== Jobs ==
1. In the backpropagation notebook, what hidden layer sizes does the demo network from Google's ML crash course use?
2. Carry on the backpropagation notebook from the point where it stops.

== Page ==

========

# CS 135 day12: Backpropagation

# Objectives

* Walk through backpropagation demo
* Manually try backpropagation for a sample input
* Compare your result to the implementation of backprop in sklearn

# Outline

* [Part 1: Backprop demo from Google's ML crash course](#part1)
* [Part 2: Manual do forward and backward pass on simple input](#part2)
* [Part 3: Compare Part 2 results with sklearn implementation](#part3)

We expect you'll get through at least first 2 parts during the in-class session.


# Takeaways

* Backpropagation is a way to compute the gradients of composable functions
* Running backpropagation requires:
* --- Allocating storage at each node in computation graph
* --- Running forward pass to compute inputs and outputs of each node
* --- Running backward pass to compute gradients wrt each node's inputs and outputs, using the chain rule
* --- Computing each parameter's gradients using results of backward pass
* Sklearn uses backpropagation within its `MLPRegressor` and `MLPClassifier` implementations to compute the gradients it uses in its gradient descent algorithms

In [None]:
import numpy as np
import pandas as pd

In [None]:
import sklearn.neural_network

In [None]:
# import plotting libraries
import matplotlib
import matplotlib.pyplot as plt

plt.style.use('seaborn-v0_8') # pretty matplotlib plots

import seaborn as sns
sns.set('notebook', font_scale=1.25, style='whitegrid')

# Part 1: Read through the backprop demo from Google's ML crash course

This demo considers a simple neural net that is like a general MLP, with

* hidden_layer_sizes = [2, 2]
* No bias parameters (they are fixed to zero and never updated)
* general purpose activation function

Open this link in your browser, and scroll through each step

<https://developers-dot-devsite-v2-prod.appspot.com/machine-learning/crash-course/backprop-scroll>

### Discussion 1a: Which update steps of the backward pass use the chain rule?

========

== Information provided ==
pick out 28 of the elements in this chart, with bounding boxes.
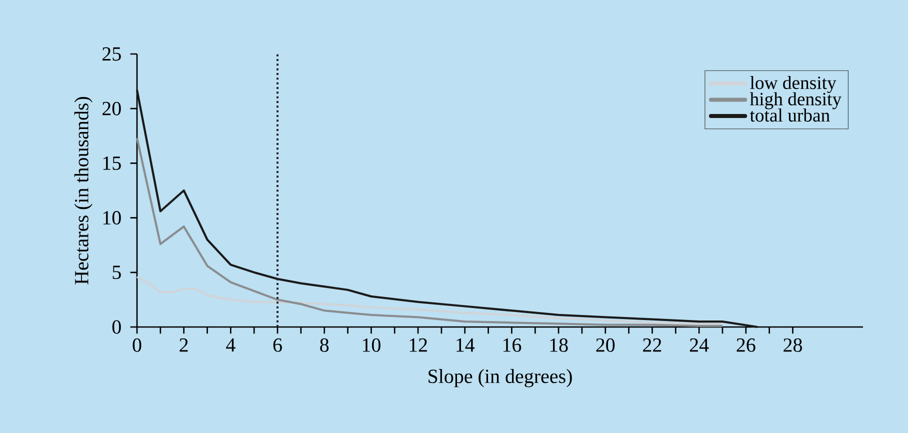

========

== Set of answers ==
1. hidden_layer_sizes = [2, 2]

2.
### Discussion 1b: What would you need to change in the provided computations to do backprop for binary classification with log loss instead of regression with squared error loss

# Part 2: Try out manually computing the gradient using backprop

Use the following *simpler* network architecture, which is like the demo above but only uses one hidden layer (not two)

* Terminal node loss function: $\frac{1}{2}(\hat{y}_{\text{output}} - y_{\text{target}})^2$
* Hidden layer sizes: [2]
* Hidden activation: ReLU


You might need these elementary derivatives:

$$
\frac{d}{d y} \frac{1}{2}( y - m)^2  = y - m
$$

$$\frac{d}{d x} \text{ReLU}(x) =
\begin{cases}
    1 \quad \text{if} ~ x > 0 \\
    0 \quad \text{otherwise}
\end{cases}
$$

Consider running the algorithm with the following inputs:
    
### Data:
    
* $x_{\text{in}} = 1.0$
* $y_{\text{target}} = 1.0$

### Parameters for Layer 1 (input-to-hidden):

First neuron:

* $w_{11} = 1.0$
* $b_{11} = 0.0$

Second neuron:

* $w_{12} = 2.0$
* $b_{12} = 0.0$

### Parameters for Layer 2 (hidden-to-output):

* $w_{21} = 1.0$
* $w_{22} = 1.0$
* $b_2 = 0.0$


### Exercise 2a: Forward pass

What is the *output* of each node? Work it out manually and write your answer below.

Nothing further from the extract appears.